**Task details:**
Extract all lines from the data beneath that include the word "станций".

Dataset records
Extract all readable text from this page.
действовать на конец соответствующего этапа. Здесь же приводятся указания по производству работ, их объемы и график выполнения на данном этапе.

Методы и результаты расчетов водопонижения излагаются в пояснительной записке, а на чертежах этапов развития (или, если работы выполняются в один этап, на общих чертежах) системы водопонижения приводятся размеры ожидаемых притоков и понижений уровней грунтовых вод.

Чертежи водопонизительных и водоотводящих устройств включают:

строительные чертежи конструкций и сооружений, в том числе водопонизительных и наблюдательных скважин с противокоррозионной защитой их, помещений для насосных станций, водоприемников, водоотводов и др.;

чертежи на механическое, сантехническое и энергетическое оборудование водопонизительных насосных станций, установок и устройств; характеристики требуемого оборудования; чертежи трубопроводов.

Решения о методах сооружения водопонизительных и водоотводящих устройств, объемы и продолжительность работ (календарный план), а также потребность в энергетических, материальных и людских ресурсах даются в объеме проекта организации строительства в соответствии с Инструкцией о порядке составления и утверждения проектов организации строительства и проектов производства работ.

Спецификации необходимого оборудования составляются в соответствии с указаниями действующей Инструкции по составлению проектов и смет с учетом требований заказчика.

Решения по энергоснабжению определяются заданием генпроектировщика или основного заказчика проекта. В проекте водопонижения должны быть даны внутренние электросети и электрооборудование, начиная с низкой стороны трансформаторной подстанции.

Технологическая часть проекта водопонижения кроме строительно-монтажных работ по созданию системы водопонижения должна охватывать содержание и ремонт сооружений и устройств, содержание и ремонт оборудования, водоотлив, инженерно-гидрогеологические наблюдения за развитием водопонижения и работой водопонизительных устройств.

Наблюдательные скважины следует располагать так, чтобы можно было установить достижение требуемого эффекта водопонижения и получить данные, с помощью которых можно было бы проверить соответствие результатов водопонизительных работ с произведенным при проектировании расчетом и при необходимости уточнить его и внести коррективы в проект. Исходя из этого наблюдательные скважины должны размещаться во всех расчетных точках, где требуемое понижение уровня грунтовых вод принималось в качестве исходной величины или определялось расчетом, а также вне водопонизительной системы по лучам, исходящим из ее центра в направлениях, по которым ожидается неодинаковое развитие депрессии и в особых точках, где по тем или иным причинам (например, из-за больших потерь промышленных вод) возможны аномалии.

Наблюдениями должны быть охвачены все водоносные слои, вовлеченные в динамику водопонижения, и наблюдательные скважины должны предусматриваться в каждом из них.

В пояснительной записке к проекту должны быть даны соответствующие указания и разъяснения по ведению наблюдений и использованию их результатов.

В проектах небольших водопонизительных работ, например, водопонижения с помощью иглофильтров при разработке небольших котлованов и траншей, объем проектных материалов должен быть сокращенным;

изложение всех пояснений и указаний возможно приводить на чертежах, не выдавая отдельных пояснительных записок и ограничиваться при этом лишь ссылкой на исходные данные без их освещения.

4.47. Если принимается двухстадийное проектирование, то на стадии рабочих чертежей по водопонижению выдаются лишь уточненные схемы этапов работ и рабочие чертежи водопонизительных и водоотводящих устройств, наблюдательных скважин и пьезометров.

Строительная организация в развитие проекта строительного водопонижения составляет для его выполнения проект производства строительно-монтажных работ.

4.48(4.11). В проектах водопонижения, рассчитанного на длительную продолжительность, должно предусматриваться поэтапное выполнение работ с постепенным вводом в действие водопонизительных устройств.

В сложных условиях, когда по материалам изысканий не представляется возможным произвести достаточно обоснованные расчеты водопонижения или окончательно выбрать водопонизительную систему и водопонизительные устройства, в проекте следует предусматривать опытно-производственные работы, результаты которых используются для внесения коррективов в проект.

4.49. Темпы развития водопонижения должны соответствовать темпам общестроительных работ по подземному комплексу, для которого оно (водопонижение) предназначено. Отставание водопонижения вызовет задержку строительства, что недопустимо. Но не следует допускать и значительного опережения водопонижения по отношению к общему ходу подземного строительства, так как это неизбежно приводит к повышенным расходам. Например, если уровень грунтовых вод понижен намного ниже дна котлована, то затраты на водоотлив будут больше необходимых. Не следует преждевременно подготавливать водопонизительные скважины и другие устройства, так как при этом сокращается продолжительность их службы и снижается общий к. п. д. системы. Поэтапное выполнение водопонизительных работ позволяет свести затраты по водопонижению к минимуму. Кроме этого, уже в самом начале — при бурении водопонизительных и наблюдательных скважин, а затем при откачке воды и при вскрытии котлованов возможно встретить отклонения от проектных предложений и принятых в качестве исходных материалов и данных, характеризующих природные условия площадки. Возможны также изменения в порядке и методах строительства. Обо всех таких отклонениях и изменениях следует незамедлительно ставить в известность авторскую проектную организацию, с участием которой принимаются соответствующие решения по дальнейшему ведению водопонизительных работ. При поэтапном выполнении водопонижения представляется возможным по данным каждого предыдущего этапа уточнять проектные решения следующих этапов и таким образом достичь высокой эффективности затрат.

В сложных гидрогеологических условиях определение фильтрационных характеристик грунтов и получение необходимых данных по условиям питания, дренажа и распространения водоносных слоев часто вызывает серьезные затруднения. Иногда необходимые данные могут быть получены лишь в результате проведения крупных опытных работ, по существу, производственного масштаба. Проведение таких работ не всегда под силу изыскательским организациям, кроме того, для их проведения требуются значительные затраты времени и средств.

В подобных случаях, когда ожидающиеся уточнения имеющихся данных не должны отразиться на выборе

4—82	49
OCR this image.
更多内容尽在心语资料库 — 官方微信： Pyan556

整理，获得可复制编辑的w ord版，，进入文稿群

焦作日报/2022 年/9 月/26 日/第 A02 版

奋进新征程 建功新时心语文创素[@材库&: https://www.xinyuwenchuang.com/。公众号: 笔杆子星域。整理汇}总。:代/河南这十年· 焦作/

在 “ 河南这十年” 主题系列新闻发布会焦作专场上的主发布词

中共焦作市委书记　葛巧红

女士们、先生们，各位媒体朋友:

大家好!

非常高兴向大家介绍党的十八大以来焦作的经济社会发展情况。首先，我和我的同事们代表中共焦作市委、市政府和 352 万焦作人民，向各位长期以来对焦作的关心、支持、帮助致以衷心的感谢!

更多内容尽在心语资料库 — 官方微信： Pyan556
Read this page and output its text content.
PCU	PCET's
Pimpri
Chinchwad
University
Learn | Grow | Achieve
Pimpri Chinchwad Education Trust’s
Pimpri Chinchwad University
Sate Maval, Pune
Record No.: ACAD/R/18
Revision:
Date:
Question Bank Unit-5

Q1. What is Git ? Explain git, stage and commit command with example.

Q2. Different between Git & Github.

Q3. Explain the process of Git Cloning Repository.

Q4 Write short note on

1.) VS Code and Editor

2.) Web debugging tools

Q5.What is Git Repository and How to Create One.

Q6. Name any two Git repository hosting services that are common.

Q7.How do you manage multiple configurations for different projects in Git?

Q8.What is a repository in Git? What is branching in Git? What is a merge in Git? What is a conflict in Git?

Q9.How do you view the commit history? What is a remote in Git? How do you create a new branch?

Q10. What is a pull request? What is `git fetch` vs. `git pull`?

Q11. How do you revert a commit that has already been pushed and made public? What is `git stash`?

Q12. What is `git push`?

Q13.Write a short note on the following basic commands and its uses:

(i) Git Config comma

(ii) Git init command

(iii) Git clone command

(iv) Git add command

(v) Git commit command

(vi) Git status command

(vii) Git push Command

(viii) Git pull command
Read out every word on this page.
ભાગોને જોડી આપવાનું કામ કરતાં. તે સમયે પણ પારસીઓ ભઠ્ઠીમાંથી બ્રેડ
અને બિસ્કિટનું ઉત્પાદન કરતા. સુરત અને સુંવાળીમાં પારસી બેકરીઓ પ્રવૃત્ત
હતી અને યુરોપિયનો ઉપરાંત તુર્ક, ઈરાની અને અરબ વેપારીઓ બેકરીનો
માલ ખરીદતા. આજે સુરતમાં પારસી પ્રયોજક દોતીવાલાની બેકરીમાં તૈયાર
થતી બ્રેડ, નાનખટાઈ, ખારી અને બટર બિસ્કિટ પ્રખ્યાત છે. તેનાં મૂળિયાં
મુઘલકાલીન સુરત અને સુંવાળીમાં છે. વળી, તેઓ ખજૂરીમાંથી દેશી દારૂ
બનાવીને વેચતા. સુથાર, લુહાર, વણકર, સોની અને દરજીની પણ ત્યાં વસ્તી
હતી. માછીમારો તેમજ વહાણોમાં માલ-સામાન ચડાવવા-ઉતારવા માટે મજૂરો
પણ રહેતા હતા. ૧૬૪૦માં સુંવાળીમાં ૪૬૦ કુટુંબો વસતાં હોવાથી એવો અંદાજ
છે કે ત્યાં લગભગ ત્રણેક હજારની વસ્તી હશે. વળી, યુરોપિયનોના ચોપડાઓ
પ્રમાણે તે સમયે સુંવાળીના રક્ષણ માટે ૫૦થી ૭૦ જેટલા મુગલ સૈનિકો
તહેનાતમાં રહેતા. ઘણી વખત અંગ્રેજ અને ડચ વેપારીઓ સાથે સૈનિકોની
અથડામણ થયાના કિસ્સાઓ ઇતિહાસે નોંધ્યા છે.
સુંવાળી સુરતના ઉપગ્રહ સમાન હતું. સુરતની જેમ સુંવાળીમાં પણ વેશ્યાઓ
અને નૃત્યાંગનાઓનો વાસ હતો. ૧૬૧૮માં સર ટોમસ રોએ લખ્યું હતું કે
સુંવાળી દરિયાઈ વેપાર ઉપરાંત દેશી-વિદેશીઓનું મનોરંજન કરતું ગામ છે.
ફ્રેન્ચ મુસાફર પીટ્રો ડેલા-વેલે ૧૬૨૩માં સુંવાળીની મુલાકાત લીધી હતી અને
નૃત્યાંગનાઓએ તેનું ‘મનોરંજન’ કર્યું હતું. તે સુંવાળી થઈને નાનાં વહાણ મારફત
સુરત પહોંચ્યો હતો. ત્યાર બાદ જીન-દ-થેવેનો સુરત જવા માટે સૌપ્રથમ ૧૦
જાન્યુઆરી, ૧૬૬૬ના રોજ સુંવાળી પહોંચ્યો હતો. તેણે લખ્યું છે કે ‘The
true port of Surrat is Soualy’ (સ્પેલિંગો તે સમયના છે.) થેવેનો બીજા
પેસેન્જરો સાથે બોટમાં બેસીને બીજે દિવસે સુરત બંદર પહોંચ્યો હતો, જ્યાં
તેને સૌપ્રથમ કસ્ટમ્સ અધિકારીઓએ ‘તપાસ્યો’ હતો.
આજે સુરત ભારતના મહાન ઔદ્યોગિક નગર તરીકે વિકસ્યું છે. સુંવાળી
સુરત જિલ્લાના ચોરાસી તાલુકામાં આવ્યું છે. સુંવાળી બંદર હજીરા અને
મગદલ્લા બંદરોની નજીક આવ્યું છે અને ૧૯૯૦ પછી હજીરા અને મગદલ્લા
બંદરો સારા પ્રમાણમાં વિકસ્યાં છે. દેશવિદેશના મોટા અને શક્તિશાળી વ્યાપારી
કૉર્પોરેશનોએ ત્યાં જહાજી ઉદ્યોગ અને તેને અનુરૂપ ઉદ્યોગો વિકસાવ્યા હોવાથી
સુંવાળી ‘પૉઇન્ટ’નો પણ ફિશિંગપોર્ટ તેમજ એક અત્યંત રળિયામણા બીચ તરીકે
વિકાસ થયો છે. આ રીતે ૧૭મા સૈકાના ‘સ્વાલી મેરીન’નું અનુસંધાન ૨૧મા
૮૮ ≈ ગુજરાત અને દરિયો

**Full solution:**
строительные чертежи конструкций и сооружений, в том числе водопонизительных и наблюдательных скважин с противокоррозионной защитой их, помещений для насосных станций, водоприемников, водоотводов и др.;
чертежи на механическое, сантехническое и энергетическое оборудование водопонизительных насосных станций, установок и устройств; характеристики требуемого оборудования; чертежи трубопроводов.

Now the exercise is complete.